> Objective
Return each line of the records holding the string "setor".
==========
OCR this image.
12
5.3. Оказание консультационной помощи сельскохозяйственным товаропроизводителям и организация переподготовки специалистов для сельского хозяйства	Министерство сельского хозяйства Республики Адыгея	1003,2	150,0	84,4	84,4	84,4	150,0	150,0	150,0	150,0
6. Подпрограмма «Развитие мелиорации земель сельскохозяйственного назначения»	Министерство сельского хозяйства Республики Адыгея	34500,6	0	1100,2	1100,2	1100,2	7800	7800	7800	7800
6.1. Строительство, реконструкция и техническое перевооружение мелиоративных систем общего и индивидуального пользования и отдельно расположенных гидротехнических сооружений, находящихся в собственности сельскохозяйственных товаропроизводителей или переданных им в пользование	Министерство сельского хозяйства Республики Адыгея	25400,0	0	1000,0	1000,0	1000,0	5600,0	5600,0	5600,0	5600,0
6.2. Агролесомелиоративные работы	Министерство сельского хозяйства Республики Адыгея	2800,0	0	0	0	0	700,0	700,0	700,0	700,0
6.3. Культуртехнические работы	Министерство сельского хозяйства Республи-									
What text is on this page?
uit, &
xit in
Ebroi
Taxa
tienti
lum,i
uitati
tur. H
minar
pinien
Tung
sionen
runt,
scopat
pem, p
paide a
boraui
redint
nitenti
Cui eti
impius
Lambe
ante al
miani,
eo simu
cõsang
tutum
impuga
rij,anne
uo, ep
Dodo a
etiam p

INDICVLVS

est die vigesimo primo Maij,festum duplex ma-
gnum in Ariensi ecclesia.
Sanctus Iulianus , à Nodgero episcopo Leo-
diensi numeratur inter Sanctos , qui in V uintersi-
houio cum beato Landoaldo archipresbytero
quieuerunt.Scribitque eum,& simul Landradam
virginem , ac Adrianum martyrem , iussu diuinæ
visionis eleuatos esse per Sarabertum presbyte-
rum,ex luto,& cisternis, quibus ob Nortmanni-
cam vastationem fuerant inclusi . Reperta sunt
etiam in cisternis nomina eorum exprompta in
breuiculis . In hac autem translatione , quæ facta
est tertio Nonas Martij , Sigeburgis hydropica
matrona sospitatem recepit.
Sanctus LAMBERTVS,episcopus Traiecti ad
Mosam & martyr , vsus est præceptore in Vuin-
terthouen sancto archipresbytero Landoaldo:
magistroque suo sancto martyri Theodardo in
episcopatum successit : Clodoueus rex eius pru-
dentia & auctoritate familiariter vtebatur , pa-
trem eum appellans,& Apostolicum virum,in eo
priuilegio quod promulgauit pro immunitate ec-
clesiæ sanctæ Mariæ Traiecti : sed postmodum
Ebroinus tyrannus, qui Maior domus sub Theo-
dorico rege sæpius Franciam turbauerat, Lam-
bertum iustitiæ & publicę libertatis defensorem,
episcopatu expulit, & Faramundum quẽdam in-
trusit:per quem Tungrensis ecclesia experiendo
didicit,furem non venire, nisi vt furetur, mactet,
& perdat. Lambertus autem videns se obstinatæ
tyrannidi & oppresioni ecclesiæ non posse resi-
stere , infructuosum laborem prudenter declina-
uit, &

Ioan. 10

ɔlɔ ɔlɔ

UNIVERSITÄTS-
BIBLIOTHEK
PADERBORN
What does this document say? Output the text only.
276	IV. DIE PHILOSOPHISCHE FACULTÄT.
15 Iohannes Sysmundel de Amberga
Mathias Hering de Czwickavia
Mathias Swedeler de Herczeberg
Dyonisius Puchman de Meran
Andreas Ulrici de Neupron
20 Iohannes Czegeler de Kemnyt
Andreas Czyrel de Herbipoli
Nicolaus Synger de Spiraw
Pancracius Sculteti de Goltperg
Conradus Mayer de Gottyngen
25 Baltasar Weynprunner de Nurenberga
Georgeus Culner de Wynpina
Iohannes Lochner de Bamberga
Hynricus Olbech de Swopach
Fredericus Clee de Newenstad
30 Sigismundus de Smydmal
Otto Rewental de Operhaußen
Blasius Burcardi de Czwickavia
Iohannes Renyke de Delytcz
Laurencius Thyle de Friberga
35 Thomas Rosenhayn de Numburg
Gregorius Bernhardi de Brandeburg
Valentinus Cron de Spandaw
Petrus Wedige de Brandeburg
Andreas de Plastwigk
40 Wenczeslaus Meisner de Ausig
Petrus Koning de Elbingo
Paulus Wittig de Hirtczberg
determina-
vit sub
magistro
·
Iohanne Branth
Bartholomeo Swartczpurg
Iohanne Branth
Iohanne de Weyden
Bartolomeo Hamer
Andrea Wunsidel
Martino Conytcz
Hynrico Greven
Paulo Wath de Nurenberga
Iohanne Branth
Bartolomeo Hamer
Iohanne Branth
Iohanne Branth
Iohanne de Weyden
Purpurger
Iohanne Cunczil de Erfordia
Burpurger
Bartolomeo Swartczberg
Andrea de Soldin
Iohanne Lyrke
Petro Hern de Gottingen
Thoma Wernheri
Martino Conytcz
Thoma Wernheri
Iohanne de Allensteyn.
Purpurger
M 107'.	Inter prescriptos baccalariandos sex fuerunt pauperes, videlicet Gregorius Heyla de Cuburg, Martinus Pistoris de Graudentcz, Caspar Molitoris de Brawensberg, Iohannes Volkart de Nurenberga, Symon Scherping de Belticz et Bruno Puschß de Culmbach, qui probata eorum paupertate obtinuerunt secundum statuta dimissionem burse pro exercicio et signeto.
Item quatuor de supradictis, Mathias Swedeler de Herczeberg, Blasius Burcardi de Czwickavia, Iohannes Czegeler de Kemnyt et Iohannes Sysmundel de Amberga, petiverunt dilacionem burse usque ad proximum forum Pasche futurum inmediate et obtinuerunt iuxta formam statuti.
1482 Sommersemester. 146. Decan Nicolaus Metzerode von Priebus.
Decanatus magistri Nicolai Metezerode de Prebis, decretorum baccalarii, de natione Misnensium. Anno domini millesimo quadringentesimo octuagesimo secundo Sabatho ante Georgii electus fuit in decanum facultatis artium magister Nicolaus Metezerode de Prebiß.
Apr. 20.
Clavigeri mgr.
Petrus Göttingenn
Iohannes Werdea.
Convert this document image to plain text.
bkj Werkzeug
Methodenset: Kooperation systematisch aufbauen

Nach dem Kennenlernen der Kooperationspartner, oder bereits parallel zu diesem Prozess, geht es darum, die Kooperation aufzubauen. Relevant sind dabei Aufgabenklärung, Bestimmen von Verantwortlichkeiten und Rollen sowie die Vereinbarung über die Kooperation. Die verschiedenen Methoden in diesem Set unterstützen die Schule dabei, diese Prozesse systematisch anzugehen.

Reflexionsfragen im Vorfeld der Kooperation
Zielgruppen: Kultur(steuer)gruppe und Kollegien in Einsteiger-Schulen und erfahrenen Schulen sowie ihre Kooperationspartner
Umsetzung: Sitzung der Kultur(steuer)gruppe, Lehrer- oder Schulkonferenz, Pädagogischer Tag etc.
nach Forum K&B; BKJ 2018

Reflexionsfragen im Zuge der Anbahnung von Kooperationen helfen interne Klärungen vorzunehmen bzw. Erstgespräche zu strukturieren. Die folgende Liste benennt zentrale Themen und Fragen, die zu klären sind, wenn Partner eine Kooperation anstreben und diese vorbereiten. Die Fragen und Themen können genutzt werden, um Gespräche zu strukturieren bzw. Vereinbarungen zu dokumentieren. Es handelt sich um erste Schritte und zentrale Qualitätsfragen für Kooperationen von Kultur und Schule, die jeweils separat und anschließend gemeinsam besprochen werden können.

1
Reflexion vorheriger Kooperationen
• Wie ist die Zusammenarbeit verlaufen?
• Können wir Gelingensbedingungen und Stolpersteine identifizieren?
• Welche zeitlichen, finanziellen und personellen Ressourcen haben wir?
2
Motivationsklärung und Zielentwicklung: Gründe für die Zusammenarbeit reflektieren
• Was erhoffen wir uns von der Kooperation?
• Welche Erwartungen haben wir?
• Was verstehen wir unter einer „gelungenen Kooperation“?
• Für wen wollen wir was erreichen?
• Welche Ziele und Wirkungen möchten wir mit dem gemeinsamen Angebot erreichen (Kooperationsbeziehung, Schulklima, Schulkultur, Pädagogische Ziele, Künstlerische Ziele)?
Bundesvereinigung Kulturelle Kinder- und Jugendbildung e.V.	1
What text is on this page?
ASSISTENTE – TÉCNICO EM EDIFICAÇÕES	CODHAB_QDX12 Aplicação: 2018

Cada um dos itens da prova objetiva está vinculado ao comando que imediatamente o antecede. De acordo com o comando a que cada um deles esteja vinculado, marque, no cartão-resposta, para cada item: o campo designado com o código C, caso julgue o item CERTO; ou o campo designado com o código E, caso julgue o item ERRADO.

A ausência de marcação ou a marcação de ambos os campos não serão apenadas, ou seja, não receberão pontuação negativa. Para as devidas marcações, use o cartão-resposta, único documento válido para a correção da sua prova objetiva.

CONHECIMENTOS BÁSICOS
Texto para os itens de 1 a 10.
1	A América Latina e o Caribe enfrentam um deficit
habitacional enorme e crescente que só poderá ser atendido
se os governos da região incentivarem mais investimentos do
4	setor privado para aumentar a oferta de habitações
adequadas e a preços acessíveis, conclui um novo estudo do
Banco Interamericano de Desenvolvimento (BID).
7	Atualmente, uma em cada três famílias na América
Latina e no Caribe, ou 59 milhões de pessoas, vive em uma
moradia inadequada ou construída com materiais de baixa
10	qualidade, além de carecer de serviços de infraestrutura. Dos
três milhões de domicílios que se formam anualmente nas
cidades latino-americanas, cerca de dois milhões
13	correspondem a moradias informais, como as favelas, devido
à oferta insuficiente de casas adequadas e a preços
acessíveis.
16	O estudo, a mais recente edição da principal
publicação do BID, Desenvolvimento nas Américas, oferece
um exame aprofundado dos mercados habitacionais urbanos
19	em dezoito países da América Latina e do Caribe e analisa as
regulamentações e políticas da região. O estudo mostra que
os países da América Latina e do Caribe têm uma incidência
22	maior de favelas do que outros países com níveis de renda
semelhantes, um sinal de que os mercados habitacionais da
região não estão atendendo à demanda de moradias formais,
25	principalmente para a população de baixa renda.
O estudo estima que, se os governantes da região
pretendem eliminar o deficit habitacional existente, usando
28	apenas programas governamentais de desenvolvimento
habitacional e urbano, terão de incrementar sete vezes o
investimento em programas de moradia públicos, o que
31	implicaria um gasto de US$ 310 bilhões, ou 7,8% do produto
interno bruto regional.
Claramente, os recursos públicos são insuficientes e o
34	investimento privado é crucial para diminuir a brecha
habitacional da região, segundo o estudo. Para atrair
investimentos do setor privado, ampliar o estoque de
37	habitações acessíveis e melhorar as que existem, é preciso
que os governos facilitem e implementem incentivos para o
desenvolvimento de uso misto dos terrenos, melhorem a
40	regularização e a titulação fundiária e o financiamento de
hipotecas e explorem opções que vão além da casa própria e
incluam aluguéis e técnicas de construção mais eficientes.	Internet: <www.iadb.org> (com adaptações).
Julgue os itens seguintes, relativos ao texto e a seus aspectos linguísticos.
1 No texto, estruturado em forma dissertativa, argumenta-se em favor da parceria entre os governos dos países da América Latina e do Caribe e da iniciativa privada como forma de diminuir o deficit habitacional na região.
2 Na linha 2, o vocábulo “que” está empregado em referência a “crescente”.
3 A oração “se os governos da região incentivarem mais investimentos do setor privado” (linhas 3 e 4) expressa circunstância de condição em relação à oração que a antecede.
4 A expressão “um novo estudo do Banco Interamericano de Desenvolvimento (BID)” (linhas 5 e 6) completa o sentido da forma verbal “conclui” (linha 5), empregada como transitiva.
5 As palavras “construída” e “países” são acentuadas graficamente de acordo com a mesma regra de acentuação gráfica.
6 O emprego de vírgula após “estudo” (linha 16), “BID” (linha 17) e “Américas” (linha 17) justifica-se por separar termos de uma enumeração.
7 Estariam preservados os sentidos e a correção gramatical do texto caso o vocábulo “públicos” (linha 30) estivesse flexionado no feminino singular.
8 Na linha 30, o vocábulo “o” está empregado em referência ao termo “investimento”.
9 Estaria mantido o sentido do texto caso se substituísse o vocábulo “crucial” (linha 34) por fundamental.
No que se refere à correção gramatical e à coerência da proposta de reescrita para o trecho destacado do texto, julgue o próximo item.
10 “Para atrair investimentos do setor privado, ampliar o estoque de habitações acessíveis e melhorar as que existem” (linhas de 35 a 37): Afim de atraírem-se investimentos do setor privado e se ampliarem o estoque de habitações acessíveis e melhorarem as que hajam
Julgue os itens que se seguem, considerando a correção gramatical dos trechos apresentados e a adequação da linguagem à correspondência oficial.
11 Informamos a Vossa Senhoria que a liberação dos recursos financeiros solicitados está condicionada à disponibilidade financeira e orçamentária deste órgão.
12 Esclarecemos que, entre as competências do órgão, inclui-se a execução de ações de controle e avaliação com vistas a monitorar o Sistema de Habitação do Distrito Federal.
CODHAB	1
==========
> Answer to the problem
4	setor privado para aumentar a oferta de habitações
investimentos do setor privado, ampliar o estoque de
3 A oração “se os governos da região incentivarem mais investimentos do setor privado” (linhas 3 e 4) expressa circunstância de condição em relação à oração que a antecede.
10 “Para atrair investimentos do setor privado, ampliar o estoque de habitações acessíveis e melhorar as que existem” (linhas de 35 a 37): Afim de atraírem-se investimentos do setor privado e se ampliarem o estoque de habitações acessíveis e melhorarem as que hajam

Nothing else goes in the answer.